Requirement:
Copy out every one of the following rows verbatim, keeping each on its own line.

Data in this exercise:
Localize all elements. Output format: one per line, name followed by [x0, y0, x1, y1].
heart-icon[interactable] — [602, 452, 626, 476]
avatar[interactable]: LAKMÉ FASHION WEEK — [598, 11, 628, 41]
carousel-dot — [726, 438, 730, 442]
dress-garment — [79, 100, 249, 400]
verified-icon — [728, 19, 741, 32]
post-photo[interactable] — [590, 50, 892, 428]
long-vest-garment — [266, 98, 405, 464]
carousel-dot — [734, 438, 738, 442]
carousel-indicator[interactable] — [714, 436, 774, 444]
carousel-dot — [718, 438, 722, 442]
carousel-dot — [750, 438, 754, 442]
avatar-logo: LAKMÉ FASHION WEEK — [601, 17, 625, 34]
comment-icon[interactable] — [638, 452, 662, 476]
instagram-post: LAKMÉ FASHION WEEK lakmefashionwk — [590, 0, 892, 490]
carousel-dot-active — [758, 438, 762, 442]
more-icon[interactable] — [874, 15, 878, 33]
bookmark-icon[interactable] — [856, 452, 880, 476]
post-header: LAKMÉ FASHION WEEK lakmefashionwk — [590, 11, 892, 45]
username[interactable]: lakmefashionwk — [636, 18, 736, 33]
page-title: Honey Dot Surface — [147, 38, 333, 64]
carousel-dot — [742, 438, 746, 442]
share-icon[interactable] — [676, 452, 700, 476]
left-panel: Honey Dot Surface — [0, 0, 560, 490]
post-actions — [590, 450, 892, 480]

The response:
Localize all elements. Output format: one per line, name followed by [x0, y0, x1, y1].
heart-icon[interactable] — [602, 452, 626, 476]
avatar[interactable]: LAKMÉ FASHION WEEK — [598, 11, 628, 41]
carousel-dot — [726, 438, 730, 442]
dress-garment — [79, 100, 249, 400]
verified-icon — [728, 19, 741, 32]
post-photo[interactable] — [590, 50, 892, 428]
long-vest-garment — [266, 98, 405, 464]
carousel-dot — [734, 438, 738, 442]
carousel-indicator[interactable] — [714, 436, 774, 444]
carousel-dot — [718, 438, 722, 442]
carousel-dot — [750, 438, 754, 442]
avatar-logo: LAKMÉ FASHION WEEK — [601, 17, 625, 34]
comment-icon[interactable] — [638, 452, 662, 476]
instagram-post: LAKMÉ FASHION WEEK lakmefashionwk — [590, 0, 892, 490]
carousel-dot-active — [758, 438, 762, 442]
more-icon[interactable] — [874, 15, 878, 33]
bookmark-icon[interactable] — [856, 452, 880, 476]
post-header: LAKMÉ FASHION WEEK lakmefashionwk — [590, 11, 892, 45]
username[interactable]: lakmefashionwk — [636, 18, 736, 33]
page-title: Honey Dot Surface — [147, 38, 333, 64]
carousel-dot — [742, 438, 746, 442]
share-icon[interactable] — [676, 452, 700, 476]
left-panel: Honey Dot Surface — [0, 0, 560, 490]
post-actions — [590, 450, 892, 480]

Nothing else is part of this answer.